Say how many lines of the listing below contain "ἀκτὶς", giving the number and nothing else.

• • •

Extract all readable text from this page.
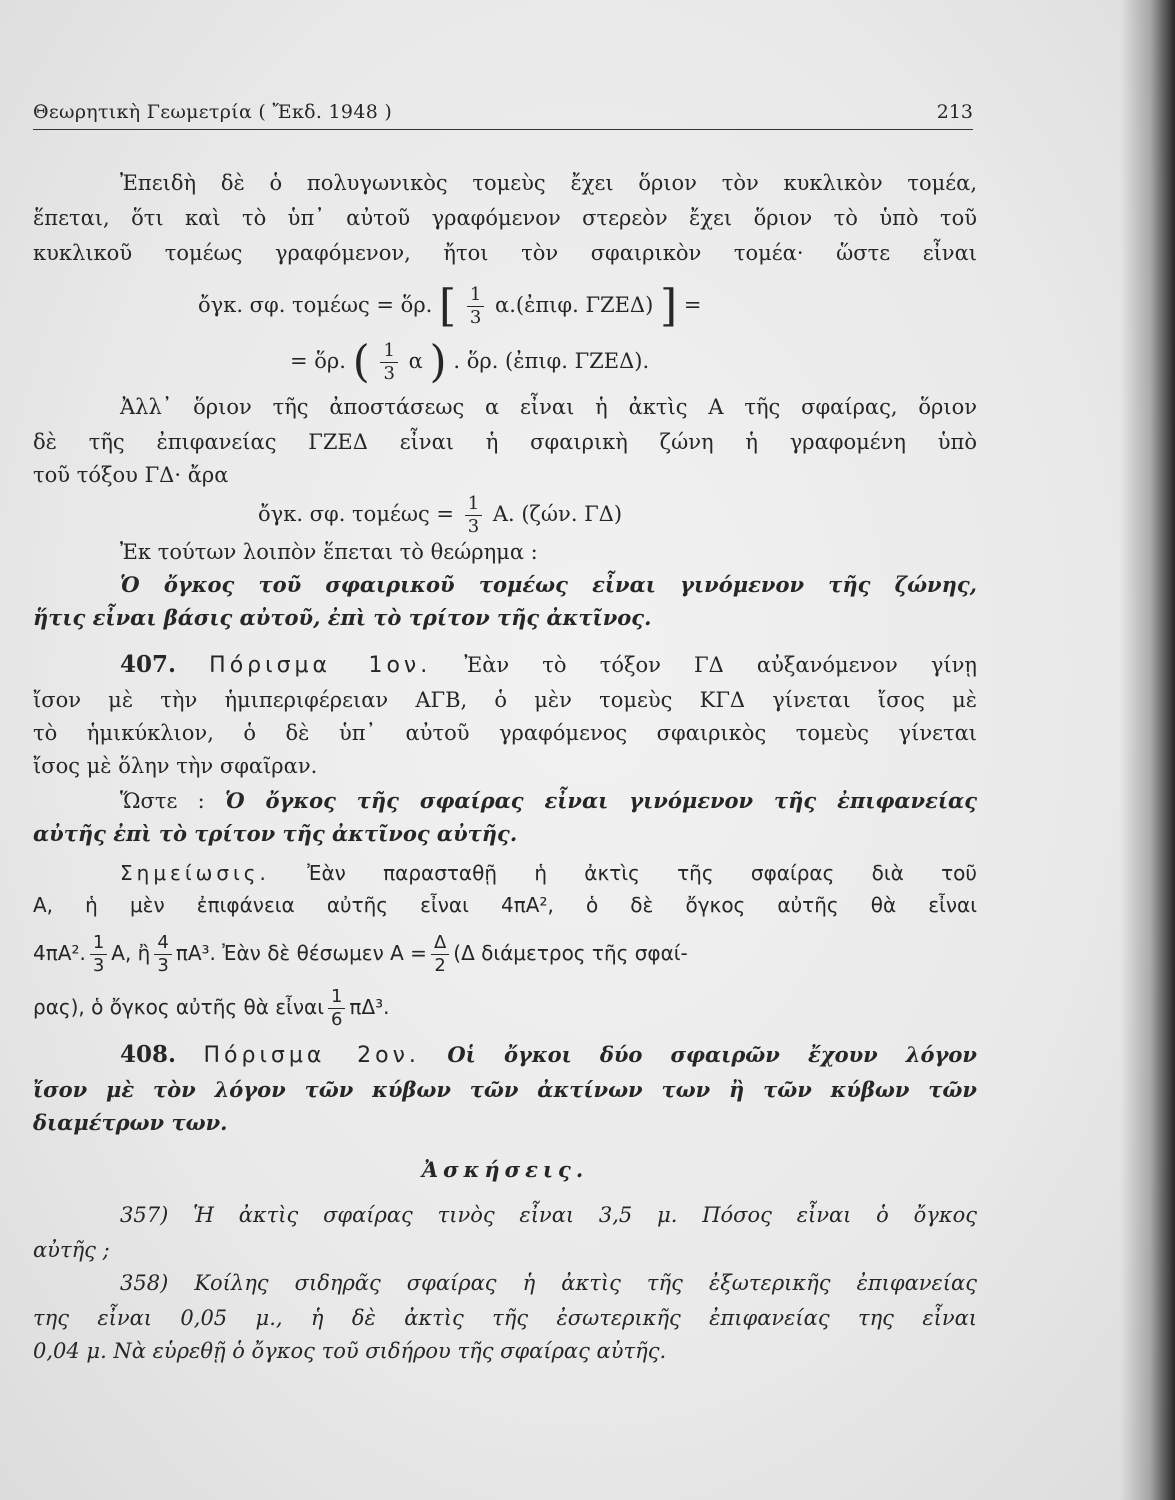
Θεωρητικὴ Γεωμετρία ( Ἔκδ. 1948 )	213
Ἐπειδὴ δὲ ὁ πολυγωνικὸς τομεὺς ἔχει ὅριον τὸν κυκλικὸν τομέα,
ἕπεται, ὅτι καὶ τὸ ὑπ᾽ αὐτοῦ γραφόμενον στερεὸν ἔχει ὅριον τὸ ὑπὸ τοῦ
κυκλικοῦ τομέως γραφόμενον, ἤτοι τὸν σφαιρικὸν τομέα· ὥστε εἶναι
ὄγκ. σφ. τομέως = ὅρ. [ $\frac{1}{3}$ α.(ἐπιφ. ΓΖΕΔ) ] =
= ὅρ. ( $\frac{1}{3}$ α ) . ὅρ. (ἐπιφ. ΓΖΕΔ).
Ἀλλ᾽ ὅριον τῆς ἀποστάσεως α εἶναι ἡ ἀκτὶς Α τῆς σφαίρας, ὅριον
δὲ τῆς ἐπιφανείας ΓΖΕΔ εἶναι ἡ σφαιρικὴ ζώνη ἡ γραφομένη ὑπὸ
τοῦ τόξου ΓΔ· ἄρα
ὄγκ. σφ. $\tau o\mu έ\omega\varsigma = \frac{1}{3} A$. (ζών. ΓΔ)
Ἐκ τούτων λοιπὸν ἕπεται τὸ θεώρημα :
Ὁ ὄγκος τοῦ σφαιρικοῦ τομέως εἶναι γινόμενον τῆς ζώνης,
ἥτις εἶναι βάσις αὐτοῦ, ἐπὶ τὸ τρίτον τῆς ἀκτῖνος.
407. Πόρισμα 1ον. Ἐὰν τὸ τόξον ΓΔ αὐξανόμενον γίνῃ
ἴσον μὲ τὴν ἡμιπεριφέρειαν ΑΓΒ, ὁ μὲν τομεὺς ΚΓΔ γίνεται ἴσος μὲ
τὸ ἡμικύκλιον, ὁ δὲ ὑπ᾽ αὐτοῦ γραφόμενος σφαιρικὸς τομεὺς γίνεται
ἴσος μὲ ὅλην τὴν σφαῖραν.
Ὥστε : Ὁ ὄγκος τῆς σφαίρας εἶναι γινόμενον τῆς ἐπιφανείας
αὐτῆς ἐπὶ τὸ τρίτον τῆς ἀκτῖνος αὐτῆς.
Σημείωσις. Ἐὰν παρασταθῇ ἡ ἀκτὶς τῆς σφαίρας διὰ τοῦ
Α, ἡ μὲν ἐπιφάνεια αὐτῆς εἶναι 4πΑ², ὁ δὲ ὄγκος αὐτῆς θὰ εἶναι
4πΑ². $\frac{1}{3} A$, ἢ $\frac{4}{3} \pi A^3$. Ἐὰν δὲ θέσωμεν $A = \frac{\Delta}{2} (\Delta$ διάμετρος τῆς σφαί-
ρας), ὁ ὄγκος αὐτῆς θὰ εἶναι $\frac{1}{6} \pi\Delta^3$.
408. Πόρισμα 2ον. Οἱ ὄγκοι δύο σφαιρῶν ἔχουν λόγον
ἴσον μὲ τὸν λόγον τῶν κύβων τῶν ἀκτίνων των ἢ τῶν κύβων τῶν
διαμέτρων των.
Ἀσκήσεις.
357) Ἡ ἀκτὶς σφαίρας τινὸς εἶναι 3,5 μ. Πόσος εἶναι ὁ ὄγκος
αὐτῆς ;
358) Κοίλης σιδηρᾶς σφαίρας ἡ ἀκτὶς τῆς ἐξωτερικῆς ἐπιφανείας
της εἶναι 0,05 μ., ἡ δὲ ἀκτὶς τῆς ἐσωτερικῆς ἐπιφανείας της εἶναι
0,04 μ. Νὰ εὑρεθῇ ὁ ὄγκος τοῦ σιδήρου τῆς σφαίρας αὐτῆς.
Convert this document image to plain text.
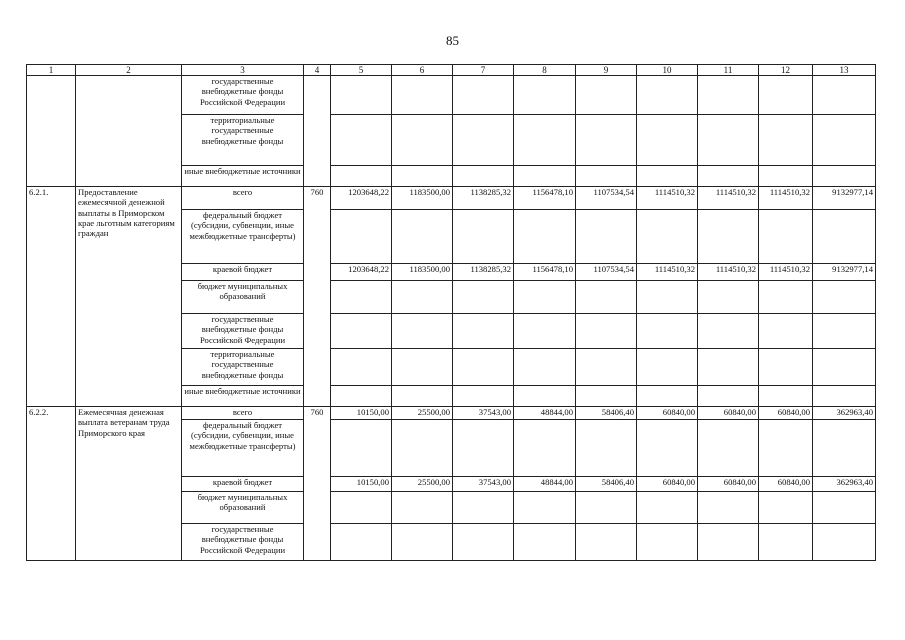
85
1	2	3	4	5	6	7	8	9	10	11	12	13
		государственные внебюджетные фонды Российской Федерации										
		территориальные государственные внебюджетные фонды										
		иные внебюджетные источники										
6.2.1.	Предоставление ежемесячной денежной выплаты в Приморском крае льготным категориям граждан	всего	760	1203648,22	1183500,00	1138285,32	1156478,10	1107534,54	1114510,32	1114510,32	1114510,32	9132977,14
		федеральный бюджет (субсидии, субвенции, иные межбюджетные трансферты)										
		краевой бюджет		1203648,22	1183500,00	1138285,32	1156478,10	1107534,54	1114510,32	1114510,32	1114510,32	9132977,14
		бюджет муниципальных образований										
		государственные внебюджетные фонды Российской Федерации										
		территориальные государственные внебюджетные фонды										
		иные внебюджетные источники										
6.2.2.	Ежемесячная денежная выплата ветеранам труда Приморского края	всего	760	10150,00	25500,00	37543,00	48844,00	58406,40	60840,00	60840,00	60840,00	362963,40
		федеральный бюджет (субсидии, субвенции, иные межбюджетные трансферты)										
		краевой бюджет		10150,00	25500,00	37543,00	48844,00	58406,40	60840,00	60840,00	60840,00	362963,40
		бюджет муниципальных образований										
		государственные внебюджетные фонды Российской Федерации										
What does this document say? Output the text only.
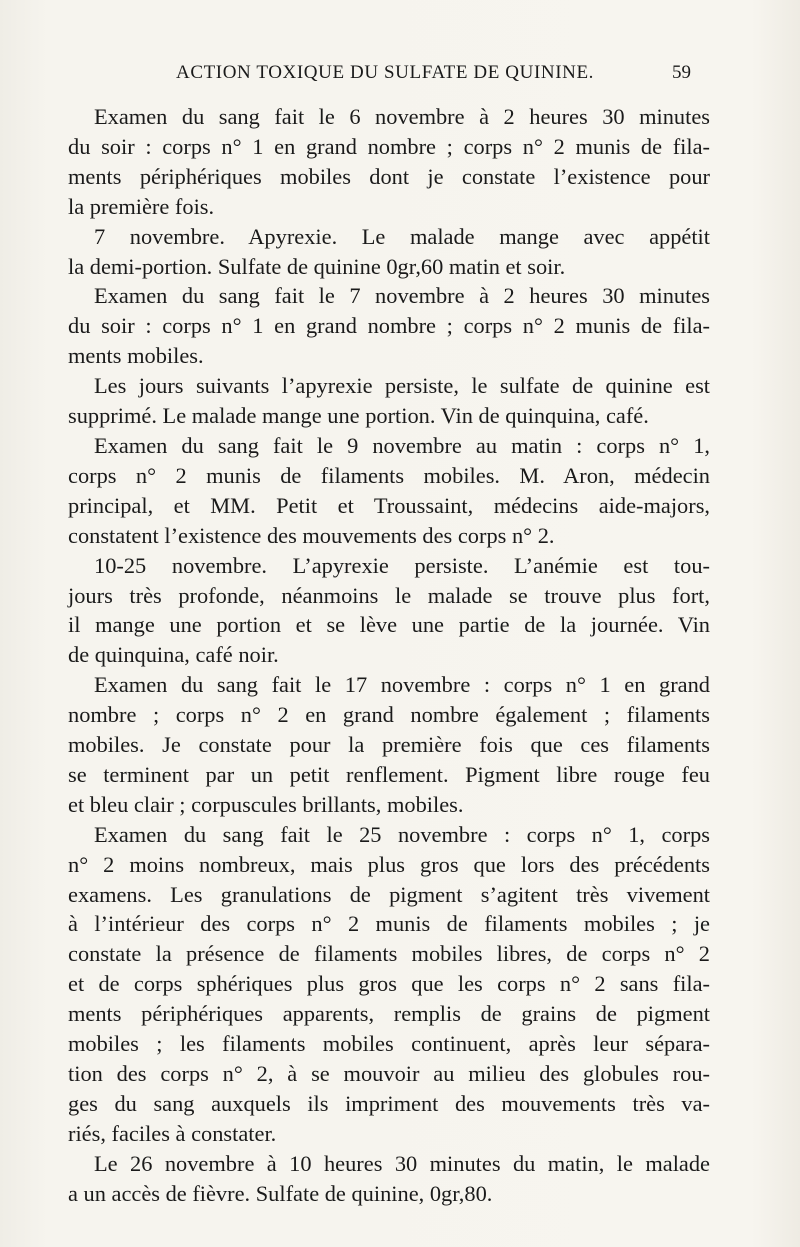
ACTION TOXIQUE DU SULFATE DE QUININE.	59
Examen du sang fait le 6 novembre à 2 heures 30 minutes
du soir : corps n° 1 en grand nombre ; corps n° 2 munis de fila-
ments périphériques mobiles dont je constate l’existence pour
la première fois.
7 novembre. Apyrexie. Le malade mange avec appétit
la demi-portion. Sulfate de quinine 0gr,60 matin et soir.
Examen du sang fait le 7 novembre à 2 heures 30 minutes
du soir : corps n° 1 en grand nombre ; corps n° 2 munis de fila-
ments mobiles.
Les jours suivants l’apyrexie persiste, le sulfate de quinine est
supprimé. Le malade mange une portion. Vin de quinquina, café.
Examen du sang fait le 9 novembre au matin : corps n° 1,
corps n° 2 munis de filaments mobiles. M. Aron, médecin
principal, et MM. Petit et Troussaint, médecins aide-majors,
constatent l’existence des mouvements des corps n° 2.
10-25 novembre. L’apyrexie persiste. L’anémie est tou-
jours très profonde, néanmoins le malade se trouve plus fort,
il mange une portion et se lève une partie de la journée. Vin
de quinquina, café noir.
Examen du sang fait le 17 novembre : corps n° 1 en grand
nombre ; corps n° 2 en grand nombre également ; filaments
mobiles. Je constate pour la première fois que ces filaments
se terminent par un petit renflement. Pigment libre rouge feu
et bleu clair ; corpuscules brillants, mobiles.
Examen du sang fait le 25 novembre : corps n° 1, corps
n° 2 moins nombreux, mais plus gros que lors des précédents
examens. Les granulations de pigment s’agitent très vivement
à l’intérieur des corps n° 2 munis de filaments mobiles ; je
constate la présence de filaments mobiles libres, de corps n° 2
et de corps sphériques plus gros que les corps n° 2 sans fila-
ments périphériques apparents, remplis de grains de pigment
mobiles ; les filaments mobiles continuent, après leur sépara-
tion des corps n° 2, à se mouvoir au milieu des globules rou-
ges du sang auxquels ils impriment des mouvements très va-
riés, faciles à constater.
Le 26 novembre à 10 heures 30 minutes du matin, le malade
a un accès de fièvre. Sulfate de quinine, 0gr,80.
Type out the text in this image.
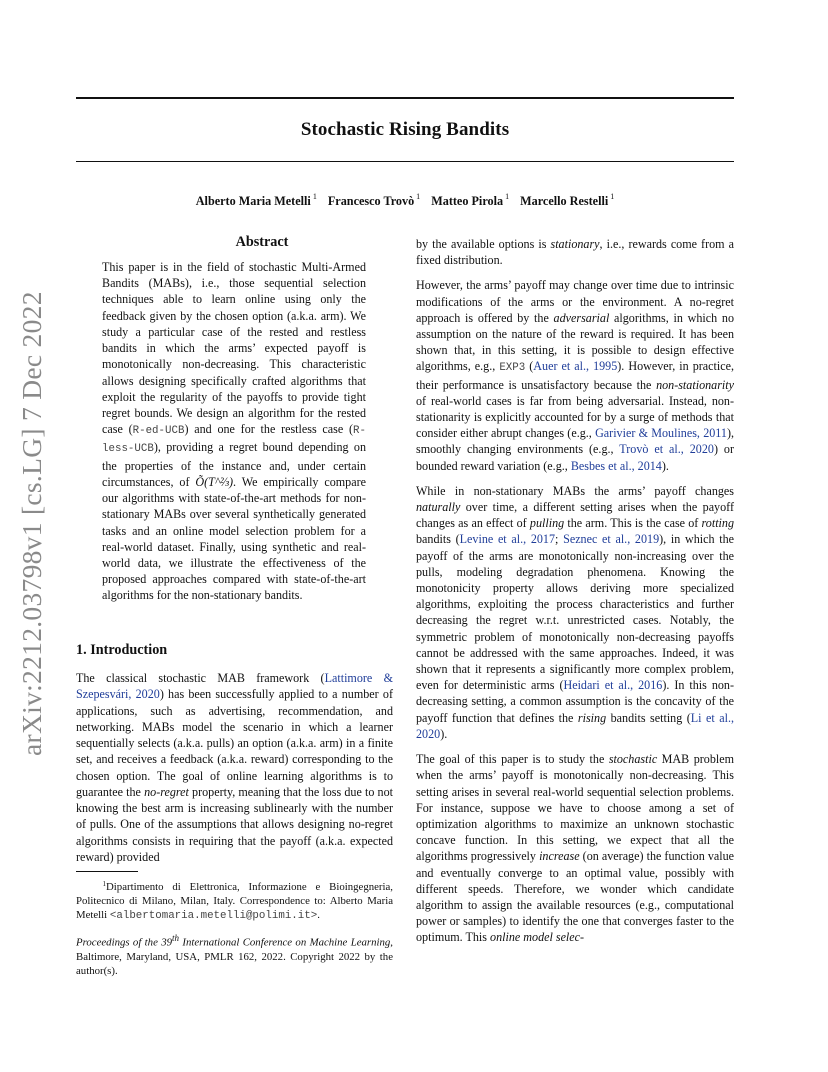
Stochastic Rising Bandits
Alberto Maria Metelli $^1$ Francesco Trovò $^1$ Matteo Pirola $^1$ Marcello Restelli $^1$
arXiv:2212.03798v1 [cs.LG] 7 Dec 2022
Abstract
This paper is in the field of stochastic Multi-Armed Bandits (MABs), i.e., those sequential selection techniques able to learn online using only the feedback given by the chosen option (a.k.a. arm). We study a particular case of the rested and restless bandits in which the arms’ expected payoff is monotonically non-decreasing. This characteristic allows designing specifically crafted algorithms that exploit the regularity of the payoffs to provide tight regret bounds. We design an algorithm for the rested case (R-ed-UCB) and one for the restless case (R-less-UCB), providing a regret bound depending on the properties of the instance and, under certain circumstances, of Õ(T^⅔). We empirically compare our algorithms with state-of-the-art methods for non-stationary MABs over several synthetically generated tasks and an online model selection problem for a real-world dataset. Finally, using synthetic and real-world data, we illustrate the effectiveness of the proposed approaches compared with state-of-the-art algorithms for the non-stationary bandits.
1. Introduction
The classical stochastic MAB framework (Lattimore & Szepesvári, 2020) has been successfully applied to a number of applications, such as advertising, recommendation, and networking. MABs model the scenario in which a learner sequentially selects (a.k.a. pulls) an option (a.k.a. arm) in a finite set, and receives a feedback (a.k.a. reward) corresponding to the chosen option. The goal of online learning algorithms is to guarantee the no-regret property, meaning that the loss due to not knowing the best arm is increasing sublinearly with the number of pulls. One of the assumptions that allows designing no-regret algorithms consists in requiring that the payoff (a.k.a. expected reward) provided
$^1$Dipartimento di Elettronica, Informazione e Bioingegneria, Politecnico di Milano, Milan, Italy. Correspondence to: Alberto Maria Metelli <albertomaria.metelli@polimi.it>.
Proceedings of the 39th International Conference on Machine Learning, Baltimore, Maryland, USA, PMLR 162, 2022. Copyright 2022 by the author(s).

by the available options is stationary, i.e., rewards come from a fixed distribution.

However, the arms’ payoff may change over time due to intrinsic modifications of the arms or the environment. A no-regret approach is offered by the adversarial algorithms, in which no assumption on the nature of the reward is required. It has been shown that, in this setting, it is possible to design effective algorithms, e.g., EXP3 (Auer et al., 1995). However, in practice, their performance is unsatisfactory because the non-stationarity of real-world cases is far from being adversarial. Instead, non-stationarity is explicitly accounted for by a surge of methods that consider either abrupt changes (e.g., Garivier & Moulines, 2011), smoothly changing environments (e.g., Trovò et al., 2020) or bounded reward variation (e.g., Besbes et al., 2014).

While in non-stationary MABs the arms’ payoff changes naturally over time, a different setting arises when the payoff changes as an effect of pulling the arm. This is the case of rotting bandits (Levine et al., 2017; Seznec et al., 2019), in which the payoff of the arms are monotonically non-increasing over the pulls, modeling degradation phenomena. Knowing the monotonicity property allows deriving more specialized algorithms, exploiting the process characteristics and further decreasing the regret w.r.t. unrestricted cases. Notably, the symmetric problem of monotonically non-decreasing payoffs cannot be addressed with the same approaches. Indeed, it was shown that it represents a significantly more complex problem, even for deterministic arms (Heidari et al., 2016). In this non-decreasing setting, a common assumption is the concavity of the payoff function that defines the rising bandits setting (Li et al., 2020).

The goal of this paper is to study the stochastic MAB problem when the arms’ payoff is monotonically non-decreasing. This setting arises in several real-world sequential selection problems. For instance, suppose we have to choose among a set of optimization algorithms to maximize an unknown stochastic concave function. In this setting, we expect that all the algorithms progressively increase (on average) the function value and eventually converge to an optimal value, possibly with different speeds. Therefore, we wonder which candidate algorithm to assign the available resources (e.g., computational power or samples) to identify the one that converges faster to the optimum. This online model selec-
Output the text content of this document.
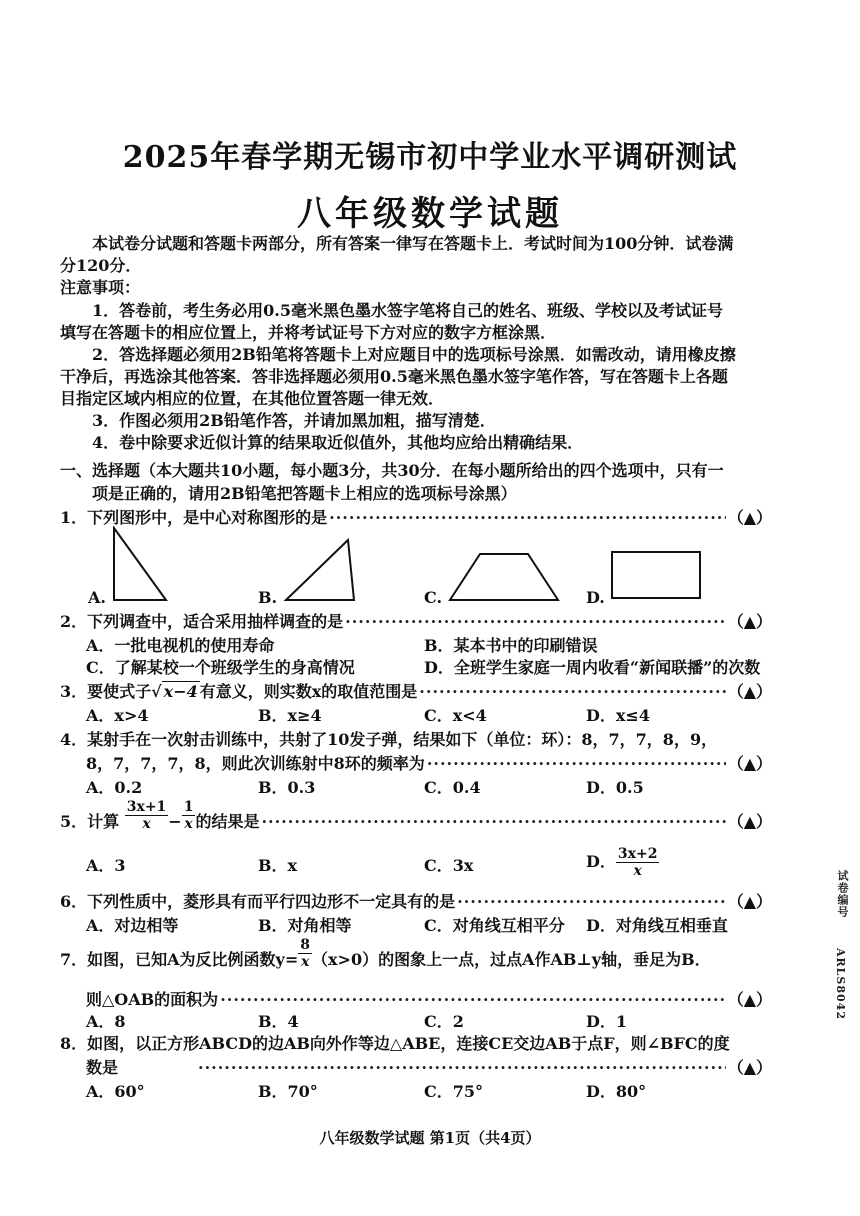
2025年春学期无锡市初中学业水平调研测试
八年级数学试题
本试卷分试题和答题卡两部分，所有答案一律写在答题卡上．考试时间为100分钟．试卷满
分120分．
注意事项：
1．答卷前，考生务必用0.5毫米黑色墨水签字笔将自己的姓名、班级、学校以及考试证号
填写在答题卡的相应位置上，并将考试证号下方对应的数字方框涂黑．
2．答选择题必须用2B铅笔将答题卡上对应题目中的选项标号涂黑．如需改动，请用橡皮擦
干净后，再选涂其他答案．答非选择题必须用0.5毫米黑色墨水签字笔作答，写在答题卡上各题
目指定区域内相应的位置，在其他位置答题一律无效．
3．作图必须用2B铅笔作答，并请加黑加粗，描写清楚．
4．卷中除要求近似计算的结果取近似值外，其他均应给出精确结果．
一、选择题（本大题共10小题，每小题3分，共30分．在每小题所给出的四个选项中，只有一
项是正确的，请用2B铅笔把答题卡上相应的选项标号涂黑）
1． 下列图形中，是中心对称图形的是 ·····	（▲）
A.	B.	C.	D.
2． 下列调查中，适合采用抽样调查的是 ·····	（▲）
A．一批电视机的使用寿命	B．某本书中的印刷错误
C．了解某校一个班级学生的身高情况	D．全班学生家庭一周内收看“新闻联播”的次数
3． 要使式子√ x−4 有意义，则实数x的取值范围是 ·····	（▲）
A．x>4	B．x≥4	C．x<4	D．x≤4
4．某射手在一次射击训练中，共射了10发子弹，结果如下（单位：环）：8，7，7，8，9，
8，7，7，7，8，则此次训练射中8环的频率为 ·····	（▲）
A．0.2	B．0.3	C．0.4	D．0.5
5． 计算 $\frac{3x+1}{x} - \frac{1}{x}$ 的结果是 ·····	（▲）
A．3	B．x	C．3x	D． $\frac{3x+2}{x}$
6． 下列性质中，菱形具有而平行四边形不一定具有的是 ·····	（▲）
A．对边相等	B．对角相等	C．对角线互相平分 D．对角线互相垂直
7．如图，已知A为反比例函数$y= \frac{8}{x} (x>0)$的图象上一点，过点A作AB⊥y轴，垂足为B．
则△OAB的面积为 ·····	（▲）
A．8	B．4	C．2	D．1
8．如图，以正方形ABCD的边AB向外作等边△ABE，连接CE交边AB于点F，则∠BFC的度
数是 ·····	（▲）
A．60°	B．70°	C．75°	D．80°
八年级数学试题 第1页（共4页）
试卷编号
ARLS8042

• • •

## Reply
5